[START Recorded data]
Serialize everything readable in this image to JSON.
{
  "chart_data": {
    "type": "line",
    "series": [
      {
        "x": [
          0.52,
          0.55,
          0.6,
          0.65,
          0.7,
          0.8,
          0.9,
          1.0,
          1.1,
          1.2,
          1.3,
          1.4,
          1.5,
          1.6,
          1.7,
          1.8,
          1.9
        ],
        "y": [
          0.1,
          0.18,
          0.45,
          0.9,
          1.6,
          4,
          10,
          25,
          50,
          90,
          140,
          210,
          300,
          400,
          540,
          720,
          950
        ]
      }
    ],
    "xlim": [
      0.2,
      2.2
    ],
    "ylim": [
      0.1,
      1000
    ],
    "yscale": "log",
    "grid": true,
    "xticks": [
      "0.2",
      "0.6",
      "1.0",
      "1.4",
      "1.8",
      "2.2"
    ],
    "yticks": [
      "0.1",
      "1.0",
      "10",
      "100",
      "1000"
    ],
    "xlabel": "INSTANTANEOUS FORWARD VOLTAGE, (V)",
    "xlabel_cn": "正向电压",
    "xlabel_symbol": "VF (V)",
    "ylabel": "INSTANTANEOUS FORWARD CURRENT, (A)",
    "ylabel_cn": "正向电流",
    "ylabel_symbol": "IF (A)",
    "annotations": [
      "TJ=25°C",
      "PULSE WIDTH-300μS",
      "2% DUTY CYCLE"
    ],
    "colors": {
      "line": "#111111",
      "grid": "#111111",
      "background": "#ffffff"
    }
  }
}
[END Recorded data]
**What you need to do**. Quote the entire listing above exactly.

**Response for this exercise**.
Serialize everything readable in this image to JSON.
{
  "chart_data": {
    "type": "line",
    "series": [
      {
        "x": [
          0.52,
          0.55,
          0.6,
          0.65,
          0.7,
          0.8,
          0.9,
          1.0,
          1.1,
          1.2,
          1.3,
          1.4,
          1.5,
          1.6,
          1.7,
          1.8,
          1.9
        ],
        "y": [
          0.1,
          0.18,
          0.45,
          0.9,
          1.6,
          4,
          10,
          25,
          50,
          90,
          140,
          210,
          300,
          400,
          540,
          720,
          950
        ]
      }
    ],
    "xlim": [
      0.2,
      2.2
    ],
    "ylim": [
      0.1,
      1000
    ],
    "yscale": "log",
    "grid": true,
    "xticks": [
      "0.2",
      "0.6",
      "1.0",
      "1.4",
      "1.8",
      "2.2"
    ],
    "yticks": [
      "0.1",
      "1.0",
      "10",
      "100",
      "1000"
    ],
    "xlabel": "INSTANTANEOUS FORWARD VOLTAGE, (V)",
    "xlabel_cn": "正向电压",
    "xlabel_symbol": "VF (V)",
    "ylabel": "INSTANTANEOUS FORWARD CURRENT, (A)",
    "ylabel_cn": "正向电流",
    "ylabel_symbol": "IF (A)",
    "annotations": [
      "TJ=25°C",
      "PULSE WIDTH-300μS",
      "2% DUTY CYCLE"
    ],
    "colors": {
      "line": "#111111",
      "grid": "#111111",
      "background": "#ffffff"
    }
  }
}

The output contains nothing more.